**Records from a data source:**
********
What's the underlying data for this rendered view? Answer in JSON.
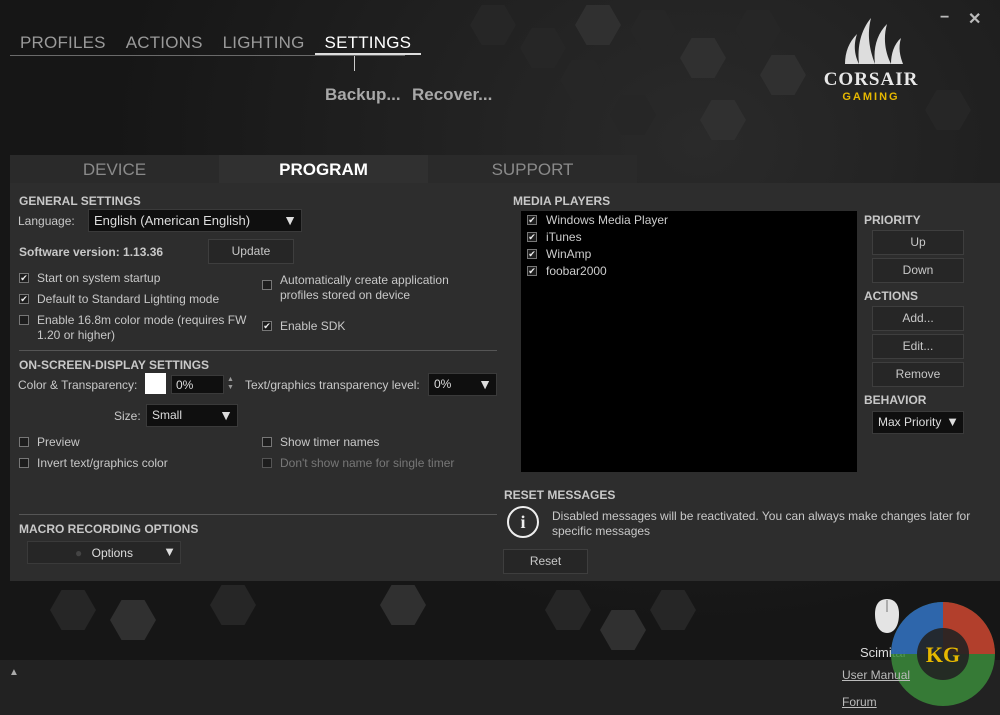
{
  "nav": {
    "tabs": [
      "PROFILES",
      "ACTIONS",
      "LIGHTING",
      "SETTINGS"
    ],
    "sub_links": [
      "Backup...",
      "Recover..."
    ]
  },
  "window": {
    "minimize": "−",
    "close": "✕"
  },
  "logo": {
    "brand": "CORSAIR",
    "tagline": "GAMING"
  },
  "settings_tabs": [
    "DEVICE",
    "PROGRAM",
    "SUPPORT"
  ],
  "general": {
    "title": "GENERAL SETTINGS",
    "language_label": "Language:",
    "language_value": "English (American English)",
    "version_text": "Software version: 1.13.36",
    "update_button": "Update",
    "options": [
      {
        "label": "Start on system startup",
        "checked": true
      },
      {
        "label": "Default to Standard Lighting mode",
        "checked": true
      },
      {
        "label": "Enable 16.8m color mode (requires FW 1.20 or higher)",
        "checked": false
      },
      {
        "label": "Automatically create application profiles stored on device",
        "checked": false
      },
      {
        "label": "Enable SDK",
        "checked": true
      }
    ]
  },
  "osd": {
    "title": "ON-SCREEN-DISPLAY SETTINGS",
    "color_label": "Color & Transparency:",
    "transparency_value": "0%",
    "text_transparency_label": "Text/graphics transparency level:",
    "text_transparency_value": "0%",
    "size_label": "Size:",
    "size_value": "Small",
    "options": [
      {
        "label": "Preview",
        "checked": false
      },
      {
        "label": "Invert text/graphics color",
        "checked": false
      },
      {
        "label": "Show timer names",
        "checked": false
      },
      {
        "label": "Don't show name for single timer",
        "checked": false,
        "disabled": true
      }
    ]
  },
  "macro": {
    "title": "MACRO RECORDING OPTIONS",
    "options_button": "Options"
  },
  "media": {
    "title": "MEDIA PLAYERS",
    "players": [
      "Windows Media Player",
      "iTunes",
      "WinAmp",
      "foobar2000"
    ]
  },
  "priority": {
    "title": "PRIORITY",
    "up": "Up",
    "down": "Down"
  },
  "actions": {
    "title": "ACTIONS",
    "add": "Add...",
    "edit": "Edit...",
    "remove": "Remove"
  },
  "behavior": {
    "title": "BEHAVIOR",
    "value": "Max Priority"
  },
  "reset": {
    "title": "RESET MESSAGES",
    "message": "Disabled messages will be reactivated. You can always make changes later for specific messages",
    "button": "Reset"
  },
  "device": {
    "name": "Scimitar"
  },
  "footer": {
    "manual": "User Manual",
    "forum": "Forum",
    "expand": "▲"
  },
  "colors": {
    "accent": "#e6b800",
    "panel": "#2d2d2d",
    "bg": "#1a1a1a"
  }
}
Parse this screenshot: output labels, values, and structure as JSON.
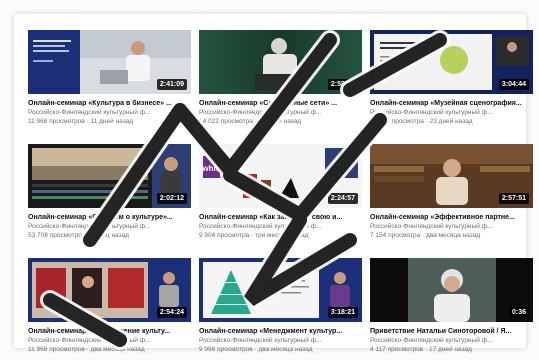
{
  "videos": [
    {
      "title": "Онлайн-семинар «Культура в бизнесе» ...",
      "channel": "Российско-Финляндский культурный ф...",
      "meta": "11 968 просмотров · 11 дней назад",
      "duration": "2:41:09",
      "slide_text": "Культура в бизнесе"
    },
    {
      "title": "Онлайн-семинар «Социальные сети» ...",
      "channel": "Российско-Финляндский культурный ф...",
      "meta": "14 022 просмотра · 11 дней назад",
      "duration": "2:58:36"
    },
    {
      "title": "Онлайн-семинар «Музейная сценография...",
      "channel": "Российско-Финляндский культурный ф...",
      "meta": "37 494 просмотра · 23 дней назад",
      "duration": "3:04:44",
      "slide_text": "От выставки к инсталляции"
    },
    {
      "title": "Онлайн-семинар «Снимаем о культуре»...",
      "channel": "Российско-Финляндский культурный ф...",
      "meta": "53 708 просмотров · месяц назад",
      "duration": "2:02:12"
    },
    {
      "title": "Онлайн-семинар «Как защитить свою и...",
      "channel": "Российско-Финляндский культурный ф...",
      "meta": "9 904 просмотра · три месяца назад",
      "duration": "2:24:57",
      "slide_text": "whiskas"
    },
    {
      "title": "Онлайн-семинар «Эффективное партне...",
      "channel": "Российско-Финляндский культурный ф...",
      "meta": "7 154 просмотра · два месяца назад",
      "duration": "2:57:51"
    },
    {
      "title": "Онлайн-семинар «Продвижение культу...",
      "channel": "Российско-Финляндский культурный ф...",
      "meta": "11 968 просмотров · два месяца назад",
      "duration": "2:54:24"
    },
    {
      "title": "Онлайн-семинар «Менеджмент культур...",
      "channel": "Российско-Финляндский культурный ф...",
      "meta": "9 998 просмотров · два месяца назад",
      "duration": "3:18:21"
    },
    {
      "title": "Приветствие Натальи Синоторовой / Я...",
      "channel": "Российско-Финляндский культурный ф...",
      "meta": "4 117 просмотров · 17 дней назад",
      "duration": "0:36"
    }
  ],
  "colors": {
    "accent_blue": "#1e3a8a",
    "overlay_text": "#ffffff",
    "title_text": "#111111",
    "meta_text": "#6e6e6e"
  }
}
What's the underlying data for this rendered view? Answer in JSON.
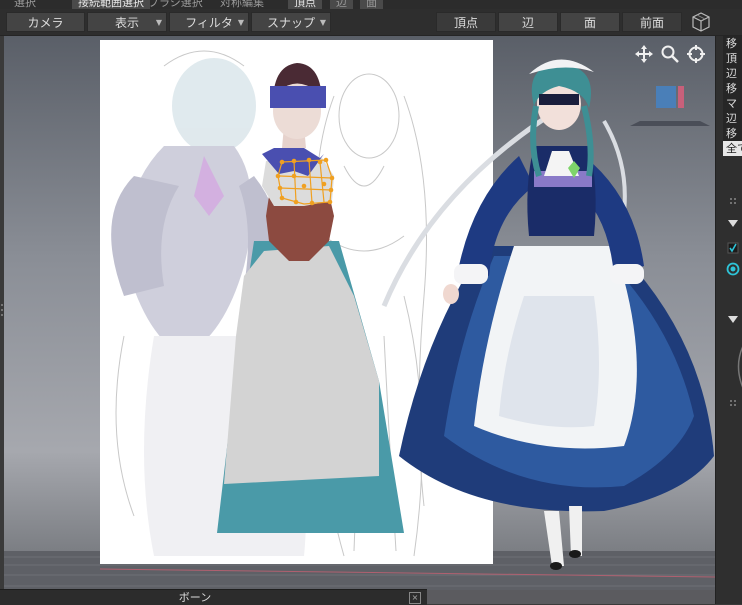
{
  "top_modes": [
    "選択",
    "接続範囲選択",
    "ブラシ選択",
    "対称編集",
    "頂点",
    "辺",
    "面"
  ],
  "toolbar": {
    "camera_label": "カメラ",
    "view_label": "表示",
    "filter_label": "フィルタ",
    "snap_label": "スナップ",
    "vertex_label": "頂点",
    "edge_label": "辺",
    "face_label": "面",
    "front_label": "前面",
    "cube_icon": "cube-view-icon"
  },
  "viewport": {
    "nav_icons": [
      "move-icon",
      "zoom-icon",
      "orbit-icon"
    ]
  },
  "right_panel": {
    "items": [
      "移",
      "頂",
      "辺",
      "移",
      "マ",
      "辺",
      "移",
      "全て"
    ]
  },
  "bottom_panel": {
    "title": "ボーン",
    "close": "×"
  },
  "colors": {
    "accent_cyan": "#2ec4d8",
    "mesh_blue": "#4a4fb0",
    "mesh_brown": "#8c4a40",
    "mesh_gray": "#d3d3d3",
    "mesh_teal": "#4a9aa8",
    "selection_orange": "#f0a020"
  }
}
********
**Written request:** Review the material and copy each line in which the word "duration" appears.

**Solution:**
      "duration": "2:41:09",
      "duration": "2:58:36"
      "duration": "3:04:44",
      "duration": "2:02:12"
      "duration": "2:24:57",
      "duration": "2:57:51"
      "duration": "2:54:24"
      "duration": "3:18:21"
      "duration": "0:36"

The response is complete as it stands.